--- BEGIN ---

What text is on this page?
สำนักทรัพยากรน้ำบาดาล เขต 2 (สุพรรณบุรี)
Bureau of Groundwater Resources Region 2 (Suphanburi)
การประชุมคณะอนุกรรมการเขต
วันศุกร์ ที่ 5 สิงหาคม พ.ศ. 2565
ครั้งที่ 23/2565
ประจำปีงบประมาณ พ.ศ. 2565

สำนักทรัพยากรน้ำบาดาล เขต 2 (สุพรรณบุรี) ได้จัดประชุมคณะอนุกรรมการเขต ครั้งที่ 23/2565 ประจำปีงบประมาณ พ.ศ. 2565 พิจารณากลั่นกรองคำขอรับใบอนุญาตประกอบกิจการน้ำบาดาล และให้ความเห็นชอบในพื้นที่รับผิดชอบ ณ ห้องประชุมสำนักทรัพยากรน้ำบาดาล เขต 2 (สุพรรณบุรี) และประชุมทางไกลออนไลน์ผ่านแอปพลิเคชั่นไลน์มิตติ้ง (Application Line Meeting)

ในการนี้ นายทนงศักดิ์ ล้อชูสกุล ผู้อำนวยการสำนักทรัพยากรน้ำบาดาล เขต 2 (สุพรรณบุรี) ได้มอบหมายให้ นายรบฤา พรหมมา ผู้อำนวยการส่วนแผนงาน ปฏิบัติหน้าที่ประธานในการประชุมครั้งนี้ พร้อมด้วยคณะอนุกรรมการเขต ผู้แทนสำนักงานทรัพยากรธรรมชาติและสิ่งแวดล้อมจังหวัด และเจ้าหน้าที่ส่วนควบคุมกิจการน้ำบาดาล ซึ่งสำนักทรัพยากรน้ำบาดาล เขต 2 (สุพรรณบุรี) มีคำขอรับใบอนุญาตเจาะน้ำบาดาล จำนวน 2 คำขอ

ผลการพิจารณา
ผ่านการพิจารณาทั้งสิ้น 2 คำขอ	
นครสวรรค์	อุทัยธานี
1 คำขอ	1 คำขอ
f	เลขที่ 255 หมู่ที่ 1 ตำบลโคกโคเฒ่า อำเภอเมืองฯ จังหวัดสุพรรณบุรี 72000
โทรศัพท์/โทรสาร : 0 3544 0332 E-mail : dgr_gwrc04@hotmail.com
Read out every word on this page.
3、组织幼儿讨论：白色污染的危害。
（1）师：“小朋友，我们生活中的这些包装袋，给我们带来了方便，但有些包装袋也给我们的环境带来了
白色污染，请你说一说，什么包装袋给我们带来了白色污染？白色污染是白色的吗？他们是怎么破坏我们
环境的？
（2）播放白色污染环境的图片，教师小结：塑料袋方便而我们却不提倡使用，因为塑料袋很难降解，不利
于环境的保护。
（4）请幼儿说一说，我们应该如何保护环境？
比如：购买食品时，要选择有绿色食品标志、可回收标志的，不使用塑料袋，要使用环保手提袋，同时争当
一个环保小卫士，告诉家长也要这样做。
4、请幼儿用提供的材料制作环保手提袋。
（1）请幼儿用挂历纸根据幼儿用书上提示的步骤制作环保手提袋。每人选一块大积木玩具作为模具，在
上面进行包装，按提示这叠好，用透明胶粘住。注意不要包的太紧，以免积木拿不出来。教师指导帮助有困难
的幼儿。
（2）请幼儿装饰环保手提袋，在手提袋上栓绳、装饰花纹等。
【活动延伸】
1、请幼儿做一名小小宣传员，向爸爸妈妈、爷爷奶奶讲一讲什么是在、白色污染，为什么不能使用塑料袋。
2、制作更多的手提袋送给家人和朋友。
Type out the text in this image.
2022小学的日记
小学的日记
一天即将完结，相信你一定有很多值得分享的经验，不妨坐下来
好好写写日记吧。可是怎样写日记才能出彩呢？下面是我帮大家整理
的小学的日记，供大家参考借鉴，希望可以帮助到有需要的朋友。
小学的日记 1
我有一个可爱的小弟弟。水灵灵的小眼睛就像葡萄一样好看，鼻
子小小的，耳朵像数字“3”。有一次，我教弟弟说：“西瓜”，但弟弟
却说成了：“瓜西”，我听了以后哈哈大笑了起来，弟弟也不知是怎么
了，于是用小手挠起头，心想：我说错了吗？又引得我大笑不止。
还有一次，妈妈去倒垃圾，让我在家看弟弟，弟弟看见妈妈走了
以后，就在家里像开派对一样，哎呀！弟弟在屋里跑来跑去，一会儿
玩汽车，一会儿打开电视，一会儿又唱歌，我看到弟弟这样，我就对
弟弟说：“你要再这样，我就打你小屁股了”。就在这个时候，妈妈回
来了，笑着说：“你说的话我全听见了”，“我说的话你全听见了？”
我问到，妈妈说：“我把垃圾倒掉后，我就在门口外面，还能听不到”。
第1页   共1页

--- END ---

Write out every entry again, keeping each line exactly the same.

# [Solution to this exercise]
What text is on this page?
สำนักทรัพยากรน้ำบาดาล เขต 2 (สุพรรณบุรี)
Bureau of Groundwater Resources Region 2 (Suphanburi)
การประชุมคณะอนุกรรมการเขต
วันศุกร์ ที่ 5 สิงหาคม พ.ศ. 2565
ครั้งที่ 23/2565
ประจำปีงบประมาณ พ.ศ. 2565

สำนักทรัพยากรน้ำบาดาล เขต 2 (สุพรรณบุรี) ได้จัดประชุมคณะอนุกรรมการเขต ครั้งที่ 23/2565 ประจำปีงบประมาณ พ.ศ. 2565 พิจารณากลั่นกรองคำขอรับใบอนุญาตประกอบกิจการน้ำบาดาล และให้ความเห็นชอบในพื้นที่รับผิดชอบ ณ ห้องประชุมสำนักทรัพยากรน้ำบาดาล เขต 2 (สุพรรณบุรี) และประชุมทางไกลออนไลน์ผ่านแอปพลิเคชั่นไลน์มิตติ้ง (Application Line Meeting)

ในการนี้ นายทนงศักดิ์ ล้อชูสกุล ผู้อำนวยการสำนักทรัพยากรน้ำบาดาล เขต 2 (สุพรรณบุรี) ได้มอบหมายให้ นายรบฤา พรหมมา ผู้อำนวยการส่วนแผนงาน ปฏิบัติหน้าที่ประธานในการประชุมครั้งนี้ พร้อมด้วยคณะอนุกรรมการเขต ผู้แทนสำนักงานทรัพยากรธรรมชาติและสิ่งแวดล้อมจังหวัด และเจ้าหน้าที่ส่วนควบคุมกิจการน้ำบาดาล ซึ่งสำนักทรัพยากรน้ำบาดาล เขต 2 (สุพรรณบุรี) มีคำขอรับใบอนุญาตเจาะน้ำบาดาล จำนวน 2 คำขอ

ผลการพิจารณา
ผ่านการพิจารณาทั้งสิ้น 2 คำขอ	
นครสวรรค์	อุทัยธานี
1 คำขอ	1 คำขอ
f	เลขที่ 255 หมู่ที่ 1 ตำบลโคกโคเฒ่า อำเภอเมืองฯ จังหวัดสุพรรณบุรี 72000
โทรศัพท์/โทรสาร : 0 3544 0332 E-mail : dgr_gwrc04@hotmail.com
Read out every word on this page.
3、组织幼儿讨论：白色污染的危害。
（1）师：“小朋友，我们生活中的这些包装袋，给我们带来了方便，但有些包装袋也给我们的环境带来了
白色污染，请你说一说，什么包装袋给我们带来了白色污染？白色污染是白色的吗？他们是怎么破坏我们
环境的？
（2）播放白色污染环境的图片，教师小结：塑料袋方便而我们却不提倡使用，因为塑料袋很难降解，不利
于环境的保护。
（4）请幼儿说一说，我们应该如何保护环境？
比如：购买食品时，要选择有绿色食品标志、可回收标志的，不使用塑料袋，要使用环保手提袋，同时争当
一个环保小卫士，告诉家长也要这样做。
4、请幼儿用提供的材料制作环保手提袋。
（1）请幼儿用挂历纸根据幼儿用书上提示的步骤制作环保手提袋。每人选一块大积木玩具作为模具，在
上面进行包装，按提示这叠好，用透明胶粘住。注意不要包的太紧，以免积木拿不出来。教师指导帮助有困难
的幼儿。
（2）请幼儿装饰环保手提袋，在手提袋上栓绳、装饰花纹等。
【活动延伸】
1、请幼儿做一名小小宣传员，向爸爸妈妈、爷爷奶奶讲一讲什么是在、白色污染，为什么不能使用塑料袋。
2、制作更多的手提袋送给家人和朋友。
Type out the text in this image.
2022小学的日记
小学的日记
一天即将完结，相信你一定有很多值得分享的经验，不妨坐下来
好好写写日记吧。可是怎样写日记才能出彩呢？下面是我帮大家整理
的小学的日记，供大家参考借鉴，希望可以帮助到有需要的朋友。
小学的日记 1
我有一个可爱的小弟弟。水灵灵的小眼睛就像葡萄一样好看，鼻
子小小的，耳朵像数字“3”。有一次，我教弟弟说：“西瓜”，但弟弟
却说成了：“瓜西”，我听了以后哈哈大笑了起来，弟弟也不知是怎么
了，于是用小手挠起头，心想：我说错了吗？又引得我大笑不止。
还有一次，妈妈去倒垃圾，让我在家看弟弟，弟弟看见妈妈走了
以后，就在家里像开派对一样，哎呀！弟弟在屋里跑来跑去，一会儿
玩汽车，一会儿打开电视，一会儿又唱歌，我看到弟弟这样，我就对
弟弟说：“你要再这样，我就打你小屁股了”。就在这个时候，妈妈回
来了，笑着说：“你说的话我全听见了”，“我说的话你全听见了？”
我问到，妈妈说：“我把垃圾倒掉后，我就在门口外面，还能听不到”。
第1页   共1页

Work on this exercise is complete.